Could you convert the items, from their first line through the line containing "section-heading-4: 四、选择题（把正确答案的序号填在括号里）（共 30", into a JSON list of strings with one string per line and any blank lines omitted?

Start Exercise inputs

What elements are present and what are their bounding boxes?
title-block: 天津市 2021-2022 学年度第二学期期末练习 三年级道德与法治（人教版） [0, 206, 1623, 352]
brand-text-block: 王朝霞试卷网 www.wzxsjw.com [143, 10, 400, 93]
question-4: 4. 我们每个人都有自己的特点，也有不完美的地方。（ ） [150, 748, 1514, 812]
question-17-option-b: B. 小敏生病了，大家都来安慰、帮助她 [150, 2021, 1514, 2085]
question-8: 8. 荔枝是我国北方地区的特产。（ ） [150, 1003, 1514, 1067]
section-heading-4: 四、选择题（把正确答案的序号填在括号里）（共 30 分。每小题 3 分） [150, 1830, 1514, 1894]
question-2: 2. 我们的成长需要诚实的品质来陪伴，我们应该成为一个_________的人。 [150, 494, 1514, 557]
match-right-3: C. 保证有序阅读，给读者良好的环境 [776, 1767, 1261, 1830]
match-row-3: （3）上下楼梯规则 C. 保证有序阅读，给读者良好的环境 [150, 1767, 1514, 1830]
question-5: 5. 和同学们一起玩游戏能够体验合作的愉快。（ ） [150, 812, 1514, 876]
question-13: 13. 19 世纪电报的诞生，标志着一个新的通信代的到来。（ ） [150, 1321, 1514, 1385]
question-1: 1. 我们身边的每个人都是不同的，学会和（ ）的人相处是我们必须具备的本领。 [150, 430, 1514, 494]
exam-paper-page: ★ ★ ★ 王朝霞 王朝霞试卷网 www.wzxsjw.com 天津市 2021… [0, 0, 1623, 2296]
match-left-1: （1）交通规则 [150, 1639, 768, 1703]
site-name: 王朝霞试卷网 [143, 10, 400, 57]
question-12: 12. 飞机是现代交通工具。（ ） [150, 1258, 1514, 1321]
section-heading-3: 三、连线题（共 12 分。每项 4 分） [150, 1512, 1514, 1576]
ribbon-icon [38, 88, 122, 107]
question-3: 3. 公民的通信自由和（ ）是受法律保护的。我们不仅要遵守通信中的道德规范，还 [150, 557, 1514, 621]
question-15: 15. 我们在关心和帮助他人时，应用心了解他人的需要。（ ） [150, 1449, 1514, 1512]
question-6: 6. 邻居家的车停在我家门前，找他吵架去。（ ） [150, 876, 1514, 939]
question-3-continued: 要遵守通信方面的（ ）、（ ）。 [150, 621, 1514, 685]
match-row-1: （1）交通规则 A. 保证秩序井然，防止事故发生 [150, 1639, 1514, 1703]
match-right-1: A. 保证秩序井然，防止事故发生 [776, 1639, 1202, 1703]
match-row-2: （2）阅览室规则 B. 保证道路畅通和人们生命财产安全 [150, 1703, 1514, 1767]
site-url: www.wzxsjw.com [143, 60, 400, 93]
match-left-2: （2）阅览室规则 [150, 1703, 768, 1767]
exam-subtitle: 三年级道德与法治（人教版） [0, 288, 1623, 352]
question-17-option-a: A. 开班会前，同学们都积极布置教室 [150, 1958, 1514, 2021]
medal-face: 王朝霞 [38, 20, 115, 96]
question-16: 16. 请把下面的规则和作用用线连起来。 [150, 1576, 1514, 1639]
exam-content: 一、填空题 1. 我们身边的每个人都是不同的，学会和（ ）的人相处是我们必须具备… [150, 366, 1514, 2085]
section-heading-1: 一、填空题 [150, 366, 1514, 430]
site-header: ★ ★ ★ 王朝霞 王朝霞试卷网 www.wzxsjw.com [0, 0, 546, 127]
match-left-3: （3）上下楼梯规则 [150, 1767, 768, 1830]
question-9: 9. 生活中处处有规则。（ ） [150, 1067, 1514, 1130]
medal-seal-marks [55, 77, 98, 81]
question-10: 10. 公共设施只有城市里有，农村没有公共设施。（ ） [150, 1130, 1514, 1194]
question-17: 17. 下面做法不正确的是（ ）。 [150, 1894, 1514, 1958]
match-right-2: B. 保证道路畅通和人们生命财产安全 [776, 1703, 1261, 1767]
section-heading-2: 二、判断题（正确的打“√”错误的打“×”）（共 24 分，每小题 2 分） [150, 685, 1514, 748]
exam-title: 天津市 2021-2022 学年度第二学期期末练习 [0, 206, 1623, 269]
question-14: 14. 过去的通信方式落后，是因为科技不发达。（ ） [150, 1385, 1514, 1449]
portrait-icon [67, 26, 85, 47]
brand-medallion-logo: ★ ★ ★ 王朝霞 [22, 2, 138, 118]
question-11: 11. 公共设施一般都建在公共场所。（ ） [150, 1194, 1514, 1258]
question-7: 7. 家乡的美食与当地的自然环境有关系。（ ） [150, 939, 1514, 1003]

End Exercise inputs

### Expected output:
[
  "What elements are present and what are their bounding boxes?",
  "title-block: 天津市 2021-2022 学年度第二学期期末练习 三年级道德与法治（人教版） [0, 206, 1623, 352]",
  "brand-text-block: 王朝霞试卷网 www.wzxsjw.com [143, 10, 400, 93]",
  "question-4: 4. 我们每个人都有自己的特点，也有不完美的地方。（ ） [150, 748, 1514, 812]",
  "question-17-option-b: B. 小敏生病了，大家都来安慰、帮助她 [150, 2021, 1514, 2085]",
  "question-8: 8. 荔枝是我国北方地区的特产。（ ） [150, 1003, 1514, 1067]",
  "section-heading-4: 四、选择题（把正确答案的序号填在括号里）（共 30 分。每小题 3 分） [150, 1830, 1514, 1894]"
]